Print out each record below, unaltered and complete, without its images.

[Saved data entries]

★ ★ ★ ★ ★ ★ ★

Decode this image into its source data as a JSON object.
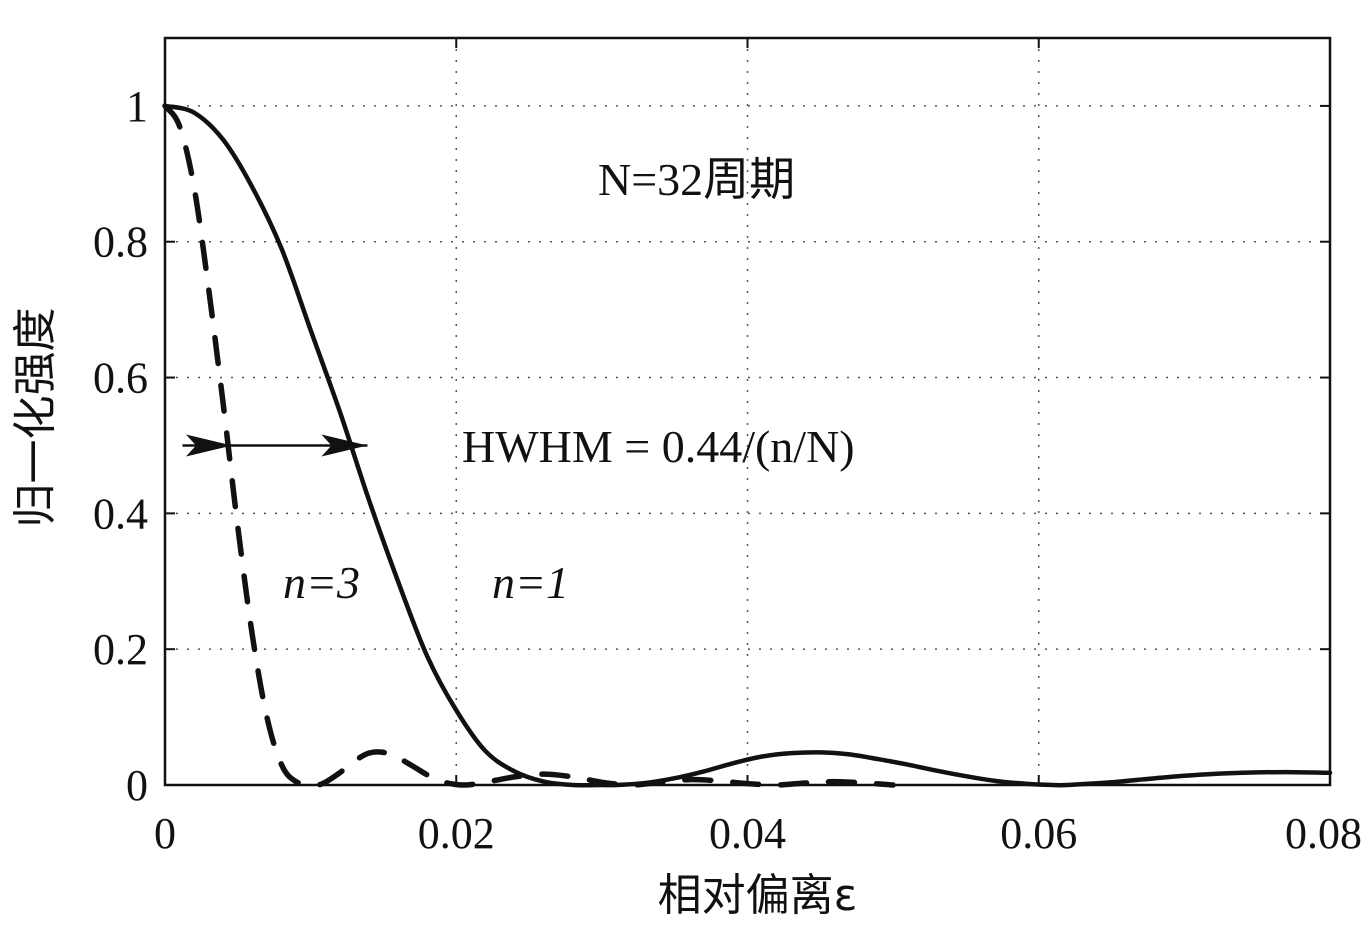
{
  "chart_data": {
    "type": "line",
    "title": "",
    "xlabel": "相对偏离ε",
    "ylabel": "归一化强度",
    "xlim": [
      0,
      0.08
    ],
    "ylim": [
      0,
      1.1
    ],
    "xticks": [
      "0",
      "0.02",
      "0.04",
      "0.06",
      "0.08"
    ],
    "yticks": [
      "0",
      "0.2",
      "0.4",
      "0.6",
      "0.8",
      "1"
    ],
    "grid": true,
    "series": [
      {
        "name": "n=1",
        "style": "solid",
        "x": [
          0,
          0.002,
          0.004,
          0.006,
          0.008,
          0.01,
          0.012,
          0.014,
          0.016,
          0.018,
          0.02,
          0.022,
          0.024,
          0.026,
          0.028,
          0.03,
          0.031,
          0.033,
          0.035,
          0.037,
          0.039,
          0.041,
          0.043,
          0.045,
          0.047,
          0.049,
          0.051,
          0.053,
          0.055,
          0.057,
          0.059,
          0.061,
          0.062,
          0.065,
          0.068,
          0.071,
          0.074,
          0.077,
          0.08
        ],
        "y": [
          1.0,
          0.99,
          0.95,
          0.88,
          0.79,
          0.67,
          0.55,
          0.42,
          0.3,
          0.19,
          0.11,
          0.05,
          0.02,
          0.005,
          0.0,
          0.0,
          0.0,
          0.003,
          0.01,
          0.02,
          0.032,
          0.042,
          0.047,
          0.048,
          0.045,
          0.038,
          0.03,
          0.021,
          0.013,
          0.006,
          0.002,
          0.0,
          0.0,
          0.004,
          0.01,
          0.015,
          0.018,
          0.019,
          0.018
        ]
      },
      {
        "name": "n=3",
        "style": "dashed",
        "x": [
          0,
          0.001,
          0.002,
          0.003,
          0.004,
          0.005,
          0.006,
          0.007,
          0.008,
          0.009,
          0.0103,
          0.011,
          0.012,
          0.013,
          0.014,
          0.015,
          0.016,
          0.017,
          0.018,
          0.019,
          0.0205,
          0.022,
          0.024,
          0.026,
          0.028,
          0.03,
          0.032,
          0.034,
          0.036,
          0.038,
          0.04,
          0.042,
          0.044,
          0.046,
          0.048,
          0.05
        ],
        "y": [
          1.0,
          0.97,
          0.88,
          0.73,
          0.56,
          0.38,
          0.22,
          0.1,
          0.03,
          0.005,
          0.0,
          0.004,
          0.018,
          0.035,
          0.047,
          0.048,
          0.04,
          0.028,
          0.015,
          0.005,
          0.0,
          0.004,
          0.012,
          0.016,
          0.012,
          0.004,
          0.0,
          0.004,
          0.008,
          0.006,
          0.002,
          0.0,
          0.003,
          0.005,
          0.003,
          0.0
        ]
      }
    ],
    "annotations": {
      "period_label": "N=32周期",
      "hwhm_label": "HWHM = 0.44/(n/N)",
      "label_n3": "n=3",
      "label_n1": "n=1"
    }
  }
}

★ ★ ★ ★ ★ ★ ★

▶ _Expected answer_:
Decode this image into its source data as a JSON object.
{
  "chart_data": {
    "type": "line",
    "title": "",
    "xlabel": "相对偏离ε",
    "ylabel": "归一化强度",
    "xlim": [
      0,
      0.08
    ],
    "ylim": [
      0,
      1.1
    ],
    "xticks": [
      "0",
      "0.02",
      "0.04",
      "0.06",
      "0.08"
    ],
    "yticks": [
      "0",
      "0.2",
      "0.4",
      "0.6",
      "0.8",
      "1"
    ],
    "grid": true,
    "series": [
      {
        "name": "n=1",
        "style": "solid",
        "x": [
          0,
          0.002,
          0.004,
          0.006,
          0.008,
          0.01,
          0.012,
          0.014,
          0.016,
          0.018,
          0.02,
          0.022,
          0.024,
          0.026,
          0.028,
          0.03,
          0.031,
          0.033,
          0.035,
          0.037,
          0.039,
          0.041,
          0.043,
          0.045,
          0.047,
          0.049,
          0.051,
          0.053,
          0.055,
          0.057,
          0.059,
          0.061,
          0.062,
          0.065,
          0.068,
          0.071,
          0.074,
          0.077,
          0.08
        ],
        "y": [
          1.0,
          0.99,
          0.95,
          0.88,
          0.79,
          0.67,
          0.55,
          0.42,
          0.3,
          0.19,
          0.11,
          0.05,
          0.02,
          0.005,
          0.0,
          0.0,
          0.0,
          0.003,
          0.01,
          0.02,
          0.032,
          0.042,
          0.047,
          0.048,
          0.045,
          0.038,
          0.03,
          0.021,
          0.013,
          0.006,
          0.002,
          0.0,
          0.0,
          0.004,
          0.01,
          0.015,
          0.018,
          0.019,
          0.018
        ]
      },
      {
        "name": "n=3",
        "style": "dashed",
        "x": [
          0,
          0.001,
          0.002,
          0.003,
          0.004,
          0.005,
          0.006,
          0.007,
          0.008,
          0.009,
          0.0103,
          0.011,
          0.012,
          0.013,
          0.014,
          0.015,
          0.016,
          0.017,
          0.018,
          0.019,
          0.0205,
          0.022,
          0.024,
          0.026,
          0.028,
          0.03,
          0.032,
          0.034,
          0.036,
          0.038,
          0.04,
          0.042,
          0.044,
          0.046,
          0.048,
          0.05
        ],
        "y": [
          1.0,
          0.97,
          0.88,
          0.73,
          0.56,
          0.38,
          0.22,
          0.1,
          0.03,
          0.005,
          0.0,
          0.004,
          0.018,
          0.035,
          0.047,
          0.048,
          0.04,
          0.028,
          0.015,
          0.005,
          0.0,
          0.004,
          0.012,
          0.016,
          0.012,
          0.004,
          0.0,
          0.004,
          0.008,
          0.006,
          0.002,
          0.0,
          0.003,
          0.005,
          0.003,
          0.0
        ]
      }
    ],
    "annotations": {
      "period_label": "N=32周期",
      "hwhm_label": "HWHM = 0.44/(n/N)",
      "label_n3": "n=3",
      "label_n1": "n=1"
    }
  }
}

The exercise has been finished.